_Exercise instructions_. Across the entries below, how many lines contain the word "Венцека"? Give the number alone.

(Records from a collection)
^^^^
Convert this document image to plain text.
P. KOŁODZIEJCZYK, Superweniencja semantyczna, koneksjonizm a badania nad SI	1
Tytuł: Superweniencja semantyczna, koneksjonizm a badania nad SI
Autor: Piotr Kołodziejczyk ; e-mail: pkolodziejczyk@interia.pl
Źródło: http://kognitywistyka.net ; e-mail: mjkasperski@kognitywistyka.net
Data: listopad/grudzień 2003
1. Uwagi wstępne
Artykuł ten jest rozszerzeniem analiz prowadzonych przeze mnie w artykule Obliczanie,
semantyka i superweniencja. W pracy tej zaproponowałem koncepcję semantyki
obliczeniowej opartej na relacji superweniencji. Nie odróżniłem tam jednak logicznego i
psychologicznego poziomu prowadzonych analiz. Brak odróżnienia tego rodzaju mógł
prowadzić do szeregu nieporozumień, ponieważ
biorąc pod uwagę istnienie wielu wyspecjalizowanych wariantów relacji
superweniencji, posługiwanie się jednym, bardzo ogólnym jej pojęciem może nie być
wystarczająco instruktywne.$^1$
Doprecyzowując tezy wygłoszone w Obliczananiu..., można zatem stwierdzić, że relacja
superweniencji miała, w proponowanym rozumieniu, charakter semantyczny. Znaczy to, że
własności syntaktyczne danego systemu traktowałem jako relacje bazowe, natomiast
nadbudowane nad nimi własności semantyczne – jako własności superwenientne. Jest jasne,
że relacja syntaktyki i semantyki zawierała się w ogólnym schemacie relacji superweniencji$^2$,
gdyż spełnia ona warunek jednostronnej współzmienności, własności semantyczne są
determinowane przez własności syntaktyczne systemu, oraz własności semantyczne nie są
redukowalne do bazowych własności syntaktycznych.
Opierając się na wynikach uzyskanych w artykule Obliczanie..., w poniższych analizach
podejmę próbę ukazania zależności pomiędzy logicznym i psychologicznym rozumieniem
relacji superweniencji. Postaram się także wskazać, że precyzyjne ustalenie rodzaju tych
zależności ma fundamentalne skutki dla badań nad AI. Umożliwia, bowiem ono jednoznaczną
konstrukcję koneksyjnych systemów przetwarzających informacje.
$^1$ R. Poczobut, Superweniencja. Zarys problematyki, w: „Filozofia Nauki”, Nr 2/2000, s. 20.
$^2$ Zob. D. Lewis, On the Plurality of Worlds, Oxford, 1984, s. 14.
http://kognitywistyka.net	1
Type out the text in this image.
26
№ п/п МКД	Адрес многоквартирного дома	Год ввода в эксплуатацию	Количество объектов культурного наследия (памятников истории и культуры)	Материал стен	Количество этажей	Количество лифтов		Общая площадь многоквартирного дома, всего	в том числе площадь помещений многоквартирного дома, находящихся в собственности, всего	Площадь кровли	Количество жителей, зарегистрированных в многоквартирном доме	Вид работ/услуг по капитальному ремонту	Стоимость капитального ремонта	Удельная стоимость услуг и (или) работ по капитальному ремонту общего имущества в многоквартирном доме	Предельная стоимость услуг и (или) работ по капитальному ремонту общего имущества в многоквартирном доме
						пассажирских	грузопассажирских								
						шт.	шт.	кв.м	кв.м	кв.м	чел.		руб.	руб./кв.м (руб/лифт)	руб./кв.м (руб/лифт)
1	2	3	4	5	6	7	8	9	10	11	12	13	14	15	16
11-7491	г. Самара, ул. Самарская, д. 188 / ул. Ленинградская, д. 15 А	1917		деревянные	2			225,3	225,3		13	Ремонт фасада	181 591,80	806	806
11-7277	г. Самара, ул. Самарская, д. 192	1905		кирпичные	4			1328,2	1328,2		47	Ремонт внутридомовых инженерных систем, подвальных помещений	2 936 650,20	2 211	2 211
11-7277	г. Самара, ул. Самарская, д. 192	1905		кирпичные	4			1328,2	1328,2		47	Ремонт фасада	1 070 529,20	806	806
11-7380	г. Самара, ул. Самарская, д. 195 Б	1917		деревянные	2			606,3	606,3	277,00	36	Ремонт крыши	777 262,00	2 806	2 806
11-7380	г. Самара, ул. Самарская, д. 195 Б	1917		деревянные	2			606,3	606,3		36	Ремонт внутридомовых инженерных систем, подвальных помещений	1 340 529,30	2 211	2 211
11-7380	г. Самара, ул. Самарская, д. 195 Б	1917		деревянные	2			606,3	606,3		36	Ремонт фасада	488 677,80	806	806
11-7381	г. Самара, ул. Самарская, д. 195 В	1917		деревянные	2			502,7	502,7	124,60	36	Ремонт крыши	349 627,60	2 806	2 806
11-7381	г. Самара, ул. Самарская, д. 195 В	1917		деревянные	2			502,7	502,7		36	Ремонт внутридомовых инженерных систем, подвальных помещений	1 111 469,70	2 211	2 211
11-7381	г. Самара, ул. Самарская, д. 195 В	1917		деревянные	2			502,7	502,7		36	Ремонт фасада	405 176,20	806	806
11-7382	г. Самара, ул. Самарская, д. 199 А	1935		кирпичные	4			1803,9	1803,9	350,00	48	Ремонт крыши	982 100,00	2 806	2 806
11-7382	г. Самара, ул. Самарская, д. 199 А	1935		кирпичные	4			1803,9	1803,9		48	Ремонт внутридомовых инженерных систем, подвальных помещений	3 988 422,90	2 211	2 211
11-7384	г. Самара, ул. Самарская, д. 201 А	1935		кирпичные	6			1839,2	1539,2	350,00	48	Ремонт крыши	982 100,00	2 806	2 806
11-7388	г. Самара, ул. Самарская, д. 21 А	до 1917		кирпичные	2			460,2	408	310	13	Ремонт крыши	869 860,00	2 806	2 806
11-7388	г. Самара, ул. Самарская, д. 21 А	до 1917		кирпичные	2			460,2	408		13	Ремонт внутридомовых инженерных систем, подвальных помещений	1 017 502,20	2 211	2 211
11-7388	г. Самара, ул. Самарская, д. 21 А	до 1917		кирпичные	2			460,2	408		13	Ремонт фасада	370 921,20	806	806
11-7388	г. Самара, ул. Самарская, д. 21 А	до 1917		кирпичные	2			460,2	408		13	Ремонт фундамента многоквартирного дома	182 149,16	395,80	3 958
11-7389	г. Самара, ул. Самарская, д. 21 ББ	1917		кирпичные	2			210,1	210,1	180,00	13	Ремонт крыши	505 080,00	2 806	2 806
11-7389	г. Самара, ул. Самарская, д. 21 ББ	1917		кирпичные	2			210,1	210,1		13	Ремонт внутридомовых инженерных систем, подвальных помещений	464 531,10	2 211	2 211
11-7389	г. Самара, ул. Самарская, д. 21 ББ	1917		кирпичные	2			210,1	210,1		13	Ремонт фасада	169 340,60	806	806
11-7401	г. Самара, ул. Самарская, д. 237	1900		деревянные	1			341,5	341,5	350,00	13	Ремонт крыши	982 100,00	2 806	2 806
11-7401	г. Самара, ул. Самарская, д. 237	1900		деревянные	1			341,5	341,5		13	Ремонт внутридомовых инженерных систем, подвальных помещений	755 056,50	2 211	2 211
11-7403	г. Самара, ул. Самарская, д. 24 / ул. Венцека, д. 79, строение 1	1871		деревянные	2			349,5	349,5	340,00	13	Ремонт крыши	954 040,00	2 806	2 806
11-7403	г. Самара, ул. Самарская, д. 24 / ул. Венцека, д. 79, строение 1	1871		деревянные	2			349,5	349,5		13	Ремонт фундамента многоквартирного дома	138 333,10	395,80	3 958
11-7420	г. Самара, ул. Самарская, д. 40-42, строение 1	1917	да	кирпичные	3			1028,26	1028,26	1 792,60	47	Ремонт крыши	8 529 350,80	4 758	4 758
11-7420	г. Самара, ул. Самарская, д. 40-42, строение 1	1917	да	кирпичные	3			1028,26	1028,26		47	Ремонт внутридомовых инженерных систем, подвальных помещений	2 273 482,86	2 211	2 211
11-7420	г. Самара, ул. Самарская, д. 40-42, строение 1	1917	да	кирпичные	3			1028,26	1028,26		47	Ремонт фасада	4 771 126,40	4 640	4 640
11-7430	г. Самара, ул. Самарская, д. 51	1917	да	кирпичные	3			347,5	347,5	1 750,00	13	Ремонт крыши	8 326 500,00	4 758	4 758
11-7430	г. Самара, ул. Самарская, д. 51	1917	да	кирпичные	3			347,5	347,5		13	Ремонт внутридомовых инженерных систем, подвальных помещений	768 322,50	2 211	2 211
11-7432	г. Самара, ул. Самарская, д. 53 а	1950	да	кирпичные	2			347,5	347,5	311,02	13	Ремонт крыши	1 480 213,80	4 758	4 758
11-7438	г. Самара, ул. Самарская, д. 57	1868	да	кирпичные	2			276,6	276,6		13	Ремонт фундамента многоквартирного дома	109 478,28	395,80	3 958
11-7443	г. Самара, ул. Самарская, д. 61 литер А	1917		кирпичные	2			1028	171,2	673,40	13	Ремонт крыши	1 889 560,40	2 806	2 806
^^^^
_Written reply_. 2